BRIEF: What is the count of lines in the listing below that hold the string "duce"? Reply with that number alone.
[START]
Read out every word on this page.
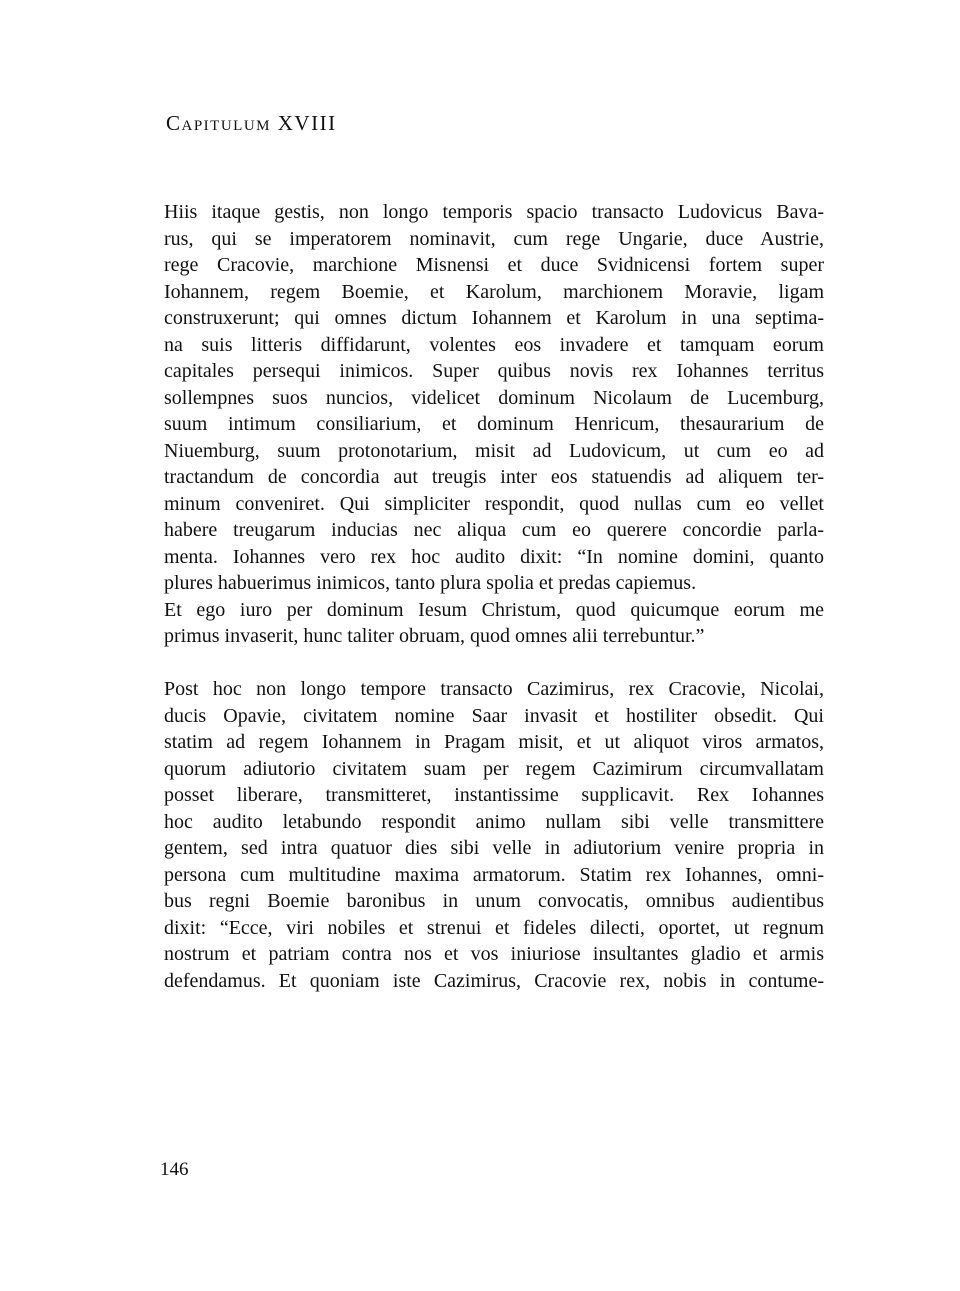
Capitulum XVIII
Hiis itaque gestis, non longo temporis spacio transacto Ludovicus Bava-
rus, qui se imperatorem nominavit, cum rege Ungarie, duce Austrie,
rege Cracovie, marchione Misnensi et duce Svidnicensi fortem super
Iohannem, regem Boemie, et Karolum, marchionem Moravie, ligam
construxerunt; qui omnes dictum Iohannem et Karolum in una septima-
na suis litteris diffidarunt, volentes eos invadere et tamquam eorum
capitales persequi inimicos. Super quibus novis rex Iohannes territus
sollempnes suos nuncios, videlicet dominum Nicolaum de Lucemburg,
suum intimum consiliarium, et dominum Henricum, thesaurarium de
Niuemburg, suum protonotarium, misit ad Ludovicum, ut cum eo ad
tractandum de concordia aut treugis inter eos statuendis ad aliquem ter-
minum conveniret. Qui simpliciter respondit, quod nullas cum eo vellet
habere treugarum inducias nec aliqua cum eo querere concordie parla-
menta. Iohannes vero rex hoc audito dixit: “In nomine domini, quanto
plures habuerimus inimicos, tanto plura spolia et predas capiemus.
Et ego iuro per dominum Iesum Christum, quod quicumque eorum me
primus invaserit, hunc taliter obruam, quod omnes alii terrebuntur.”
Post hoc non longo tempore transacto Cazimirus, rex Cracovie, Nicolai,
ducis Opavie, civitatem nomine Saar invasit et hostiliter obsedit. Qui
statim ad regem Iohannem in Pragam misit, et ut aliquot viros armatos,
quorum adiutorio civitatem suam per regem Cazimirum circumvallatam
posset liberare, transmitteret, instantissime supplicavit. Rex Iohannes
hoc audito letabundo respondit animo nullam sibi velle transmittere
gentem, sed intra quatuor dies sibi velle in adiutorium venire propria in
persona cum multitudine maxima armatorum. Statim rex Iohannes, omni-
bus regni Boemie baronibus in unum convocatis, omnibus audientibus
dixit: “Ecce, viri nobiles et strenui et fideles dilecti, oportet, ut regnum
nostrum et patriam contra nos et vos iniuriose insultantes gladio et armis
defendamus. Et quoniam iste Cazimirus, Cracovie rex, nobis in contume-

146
[END]
[START]
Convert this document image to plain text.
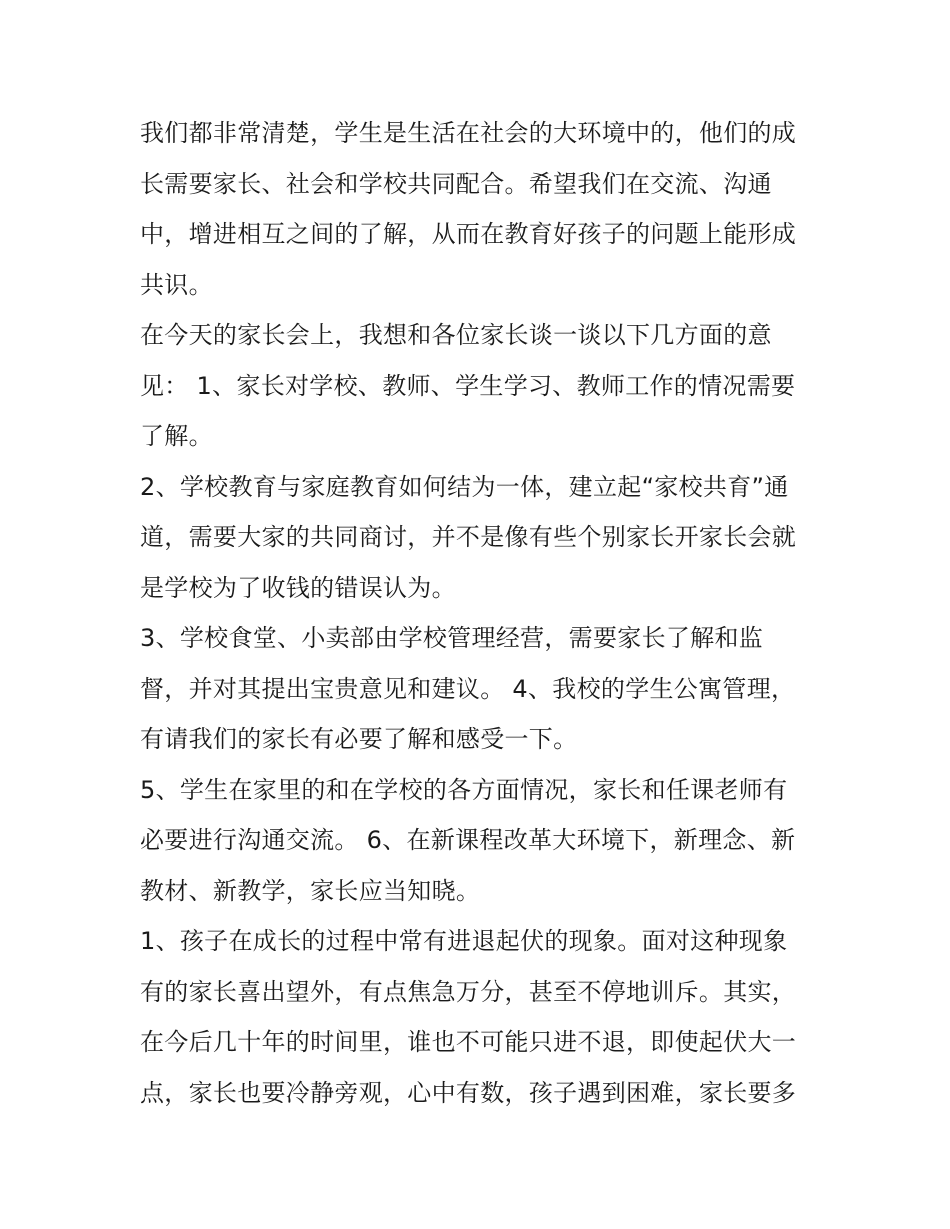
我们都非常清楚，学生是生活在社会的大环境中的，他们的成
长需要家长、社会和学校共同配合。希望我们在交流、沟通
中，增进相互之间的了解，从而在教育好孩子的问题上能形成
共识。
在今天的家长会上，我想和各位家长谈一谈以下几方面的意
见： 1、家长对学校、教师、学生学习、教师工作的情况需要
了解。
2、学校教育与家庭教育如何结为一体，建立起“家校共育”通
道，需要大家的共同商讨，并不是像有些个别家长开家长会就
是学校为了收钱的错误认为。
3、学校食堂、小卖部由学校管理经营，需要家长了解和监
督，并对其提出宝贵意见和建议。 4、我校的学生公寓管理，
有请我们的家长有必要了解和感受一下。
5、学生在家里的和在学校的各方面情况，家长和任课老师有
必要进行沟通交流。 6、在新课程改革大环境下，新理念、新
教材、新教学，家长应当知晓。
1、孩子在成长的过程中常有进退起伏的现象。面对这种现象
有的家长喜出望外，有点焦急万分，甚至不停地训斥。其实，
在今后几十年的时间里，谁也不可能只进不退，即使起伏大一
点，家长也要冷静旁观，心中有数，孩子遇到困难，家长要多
[END]
EXERCISE SOLUTION: 2